Page element annotations:
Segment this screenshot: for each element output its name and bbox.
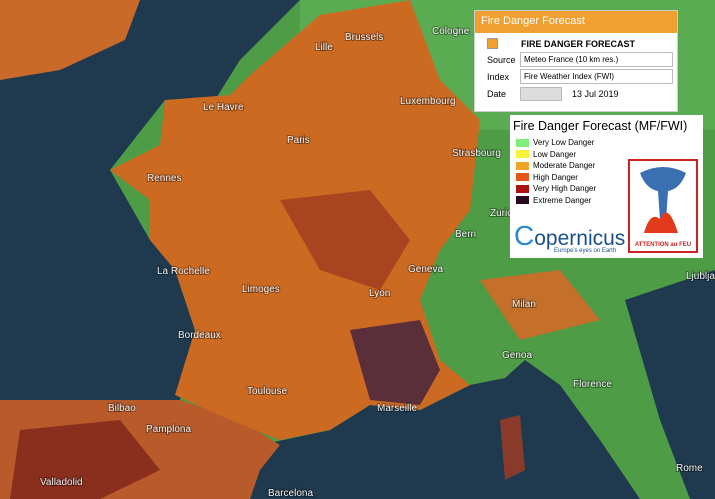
city-label: Bern [455, 229, 476, 240]
city-label: Strasbourg [452, 148, 501, 159]
city-label: Marseille [377, 403, 417, 414]
city-label: Brussels [345, 32, 383, 43]
legend-entry: Very High Danger [516, 183, 703, 195]
date-picker[interactable] [520, 86, 562, 101]
city-label: La Rochelle [157, 266, 210, 277]
city-label: Pamplona [146, 424, 191, 435]
legend-entry: Very Low Danger [516, 137, 703, 149]
date-value: 13 Jul 2019 [572, 88, 619, 99]
city-label: Ljubljana [686, 271, 715, 282]
city-label: Lyon [369, 288, 390, 299]
city-label: Valladolid [40, 477, 83, 488]
very-high-area [10, 420, 160, 499]
legend-swatch [516, 173, 529, 182]
city-label: Bordeaux [178, 330, 221, 341]
city-label: Toulouse [247, 386, 287, 397]
legend-label: Very Low Danger [533, 138, 595, 148]
color-box [487, 38, 498, 49]
logo-text: opernicus [534, 227, 626, 250]
city-label: Cologne [432, 26, 470, 37]
city-label: Rome [676, 463, 703, 474]
legend-label: Extreme Danger [533, 195, 592, 205]
date-label: Date [487, 88, 507, 99]
legend-entry: Moderate Danger [516, 160, 703, 172]
city-label: Milan [512, 299, 536, 310]
panel-title: FIRE DANGER FORECAST [521, 38, 636, 49]
city-label: Le Havre [203, 102, 244, 113]
legend-title: Fire Danger Forecast (MF/FWI) [513, 119, 688, 133]
city-label: Genoa [502, 350, 532, 361]
city-label: Rennes [147, 173, 181, 184]
legend: Fire Danger Forecast (MF/FWI) Very Low D… [510, 115, 703, 258]
legend-entry: Low Danger [516, 149, 703, 161]
sea [625, 270, 715, 499]
city-label: Limoges [242, 284, 280, 295]
legend-label: High Danger [533, 172, 578, 182]
sea [230, 360, 640, 499]
legend-label: Moderate Danger [533, 161, 596, 171]
badge: ATTENTION au FEU [628, 159, 698, 253]
city-label: Paris [287, 135, 310, 146]
high-danger-area [480, 270, 600, 340]
logo-tagline: Europe's eyes on Earth [554, 248, 617, 254]
badge-icon [640, 167, 686, 233]
legend-swatch [516, 161, 529, 170]
land-uk [0, 0, 140, 80]
high-danger-area [280, 190, 410, 290]
index-select[interactable]: Fire Weather Index (FWI) [520, 69, 673, 84]
legend-swatch [516, 138, 529, 147]
legend-entry: Extreme Danger [516, 195, 703, 207]
index-label: Index [487, 71, 510, 82]
city-label: Bilbao [108, 403, 136, 414]
sea [0, 0, 300, 400]
city-label: Florence [573, 379, 612, 390]
panel-header: Fire Danger Forecast [475, 11, 677, 33]
legend-swatch [516, 184, 529, 193]
legend-swatch [516, 196, 529, 205]
city-label: Geneva [408, 264, 443, 275]
city-label: Lille [315, 42, 333, 53]
extreme-area [350, 320, 440, 405]
city-label: Barcelona [268, 488, 313, 499]
legend-entry: High Danger [516, 172, 703, 184]
corsica [500, 415, 525, 480]
legend-label: Very High Danger [533, 184, 597, 194]
city-label: Luxembourg [400, 96, 456, 107]
forecast-panel: Fire Danger Forecast FIRE DANGER FORECAS… [474, 10, 678, 112]
badge-text: ATTENTION au FEU [634, 242, 692, 248]
legend-label: Low Danger [533, 149, 577, 159]
copernicus-logo: Copernicus Europe's eyes on Earth [514, 220, 626, 254]
legend-swatch [516, 150, 529, 159]
source-label: Source [487, 54, 516, 65]
source-select[interactable]: Meteo France (10 km res.) [520, 52, 673, 67]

Directions for this task => Copy every line of the material above character for character, omitting the picture.

Solution for this exercise =>
Segment this screenshot: for each element output its name and bbox.
city-label: Bern [455, 229, 476, 240]
city-label: Strasbourg [452, 148, 501, 159]
city-label: Marseille [377, 403, 417, 414]
city-label: Brussels [345, 32, 383, 43]
legend-entry: Very High Danger [516, 183, 703, 195]
date-picker[interactable] [520, 86, 562, 101]
city-label: La Rochelle [157, 266, 210, 277]
city-label: Pamplona [146, 424, 191, 435]
legend-entry: Very Low Danger [516, 137, 703, 149]
date-value: 13 Jul 2019 [572, 88, 619, 99]
city-label: Ljubljana [686, 271, 715, 282]
city-label: Lyon [369, 288, 390, 299]
city-label: Valladolid [40, 477, 83, 488]
very-high-area [10, 420, 160, 499]
legend-swatch [516, 173, 529, 182]
city-label: Bordeaux [178, 330, 221, 341]
city-label: Toulouse [247, 386, 287, 397]
legend-label: Very Low Danger [533, 138, 595, 148]
color-box [487, 38, 498, 49]
logo-text: opernicus [534, 227, 626, 250]
city-label: Cologne [432, 26, 470, 37]
city-label: Rome [676, 463, 703, 474]
legend-label: Extreme Danger [533, 195, 592, 205]
date-label: Date [487, 88, 507, 99]
legend-entry: Moderate Danger [516, 160, 703, 172]
city-label: Milan [512, 299, 536, 310]
panel-title: FIRE DANGER FORECAST [521, 38, 636, 49]
city-label: Le Havre [203, 102, 244, 113]
legend-title: Fire Danger Forecast (MF/FWI) [513, 119, 688, 133]
city-label: Genoa [502, 350, 532, 361]
city-label: Rennes [147, 173, 181, 184]
legend: Fire Danger Forecast (MF/FWI) Very Low D… [510, 115, 703, 258]
legend-entry: Low Danger [516, 149, 703, 161]
sea [625, 270, 715, 499]
city-label: Limoges [242, 284, 280, 295]
legend-label: High Danger [533, 172, 578, 182]
sea [230, 360, 640, 499]
legend-label: Moderate Danger [533, 161, 596, 171]
badge: ATTENTION au FEU [628, 159, 698, 253]
city-label: Paris [287, 135, 310, 146]
high-danger-area [480, 270, 600, 340]
logo-tagline: Europe's eyes on Earth [554, 248, 617, 254]
badge-icon [640, 167, 686, 233]
legend-swatch [516, 161, 529, 170]
land-uk [0, 0, 140, 80]
high-danger-area [280, 190, 410, 290]
index-select[interactable]: Fire Weather Index (FWI) [520, 69, 673, 84]
legend-swatch [516, 138, 529, 147]
legend-entry: Extreme Danger [516, 195, 703, 207]
index-label: Index [487, 71, 510, 82]
city-label: Bilbao [108, 403, 136, 414]
sea [0, 0, 300, 400]
city-label: Florence [573, 379, 612, 390]
panel-header: Fire Danger Forecast [475, 11, 677, 33]
legend-swatch [516, 184, 529, 193]
legend-swatch [516, 196, 529, 205]
city-label: Geneva [408, 264, 443, 275]
city-label: Lille [315, 42, 333, 53]
extreme-area [350, 320, 440, 405]
city-label: Barcelona [268, 488, 313, 499]
legend-entry: High Danger [516, 172, 703, 184]
corsica [500, 415, 525, 480]
legend-label: Very High Danger [533, 184, 597, 194]
city-label: Luxembourg [400, 96, 456, 107]
forecast-panel: Fire Danger Forecast FIRE DANGER FORECAS… [474, 10, 678, 112]
badge-text: ATTENTION au FEU [634, 242, 692, 248]
legend-label: Low Danger [533, 149, 577, 159]
copernicus-logo: Copernicus Europe's eyes on Earth [514, 220, 626, 254]
legend-swatch [516, 150, 529, 159]
source-label: Source [487, 54, 516, 65]
source-select[interactable]: Meteo France (10 km res.) [520, 52, 673, 67]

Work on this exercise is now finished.